[START OF GIVEN DATA]

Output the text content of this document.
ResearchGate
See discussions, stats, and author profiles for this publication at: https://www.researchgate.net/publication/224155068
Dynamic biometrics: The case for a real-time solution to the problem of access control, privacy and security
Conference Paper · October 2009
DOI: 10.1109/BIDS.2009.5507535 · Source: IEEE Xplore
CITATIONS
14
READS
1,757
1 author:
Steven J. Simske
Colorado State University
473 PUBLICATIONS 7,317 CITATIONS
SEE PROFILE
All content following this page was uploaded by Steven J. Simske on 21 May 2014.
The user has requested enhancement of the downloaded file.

[END OF GIVEN DATA]
[START OF GIVEN DATA]

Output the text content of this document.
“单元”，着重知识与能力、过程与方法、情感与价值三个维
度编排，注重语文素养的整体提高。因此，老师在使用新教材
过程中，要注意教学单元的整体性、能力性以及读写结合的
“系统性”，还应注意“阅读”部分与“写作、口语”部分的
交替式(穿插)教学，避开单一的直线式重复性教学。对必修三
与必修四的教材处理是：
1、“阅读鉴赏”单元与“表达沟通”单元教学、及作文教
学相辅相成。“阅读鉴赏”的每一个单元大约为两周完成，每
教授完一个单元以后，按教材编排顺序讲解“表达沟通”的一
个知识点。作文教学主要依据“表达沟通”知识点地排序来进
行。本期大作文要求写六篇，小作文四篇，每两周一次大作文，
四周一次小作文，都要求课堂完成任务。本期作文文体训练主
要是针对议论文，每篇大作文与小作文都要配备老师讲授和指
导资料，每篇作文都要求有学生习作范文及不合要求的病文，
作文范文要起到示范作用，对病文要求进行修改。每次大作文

[END OF GIVEN DATA]
[START OF GIVEN DATA]

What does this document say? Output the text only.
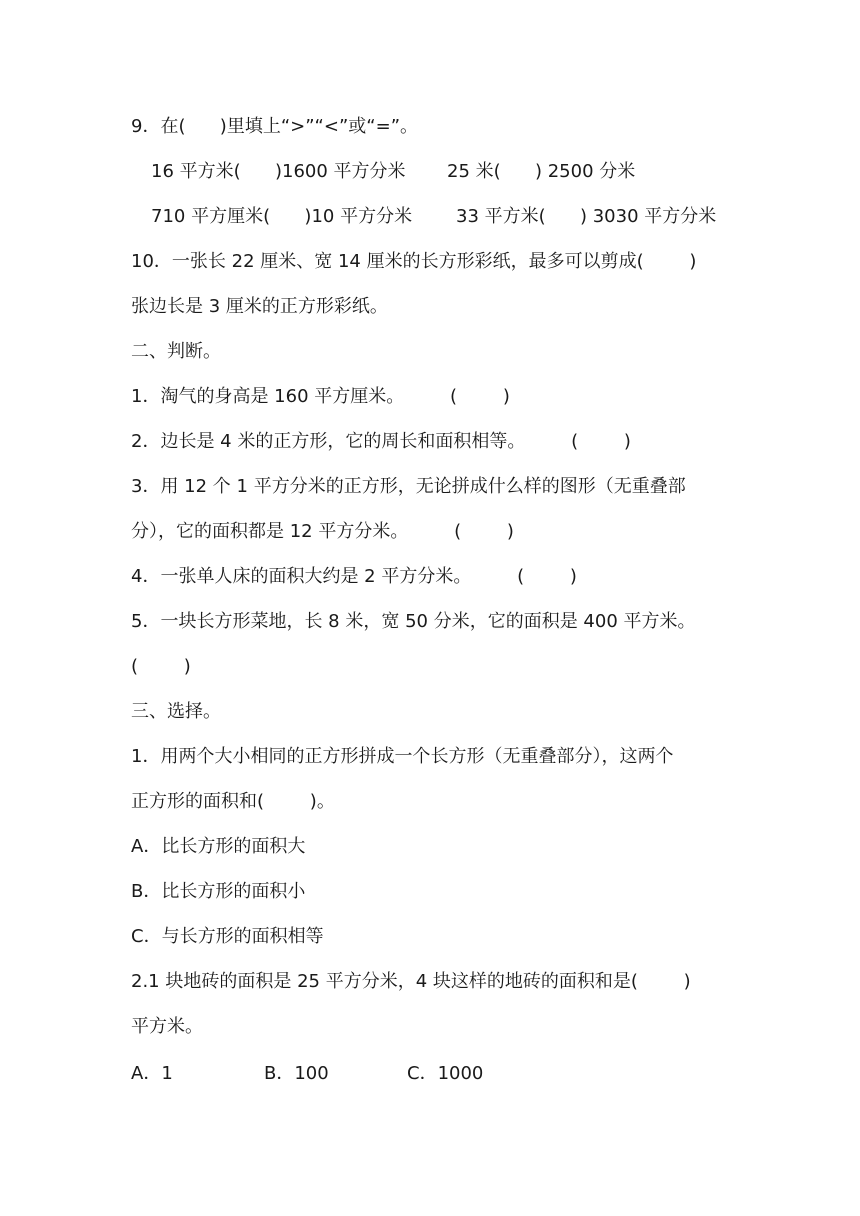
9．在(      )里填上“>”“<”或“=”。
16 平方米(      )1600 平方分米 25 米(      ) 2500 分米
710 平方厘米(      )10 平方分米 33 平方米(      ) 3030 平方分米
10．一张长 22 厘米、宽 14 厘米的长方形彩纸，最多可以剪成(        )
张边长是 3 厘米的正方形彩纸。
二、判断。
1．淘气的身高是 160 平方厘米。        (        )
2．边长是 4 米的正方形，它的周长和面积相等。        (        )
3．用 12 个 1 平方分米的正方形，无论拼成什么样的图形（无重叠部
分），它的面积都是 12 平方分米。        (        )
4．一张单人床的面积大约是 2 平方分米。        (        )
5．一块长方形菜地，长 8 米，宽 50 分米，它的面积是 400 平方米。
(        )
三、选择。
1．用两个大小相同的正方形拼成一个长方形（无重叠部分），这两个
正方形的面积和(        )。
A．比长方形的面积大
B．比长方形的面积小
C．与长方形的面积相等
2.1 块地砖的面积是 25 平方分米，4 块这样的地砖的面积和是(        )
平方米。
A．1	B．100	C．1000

[END OF GIVEN DATA]

## TASK REQUIREMENTS
Which lines in the data above contain "平方厘米"? Show each one.

## FINAL RESULT
710 平方厘米(      )10 平方分米 33 平方米(      ) 3030 平方分米
1．淘气的身高是 160 平方厘米。        (        )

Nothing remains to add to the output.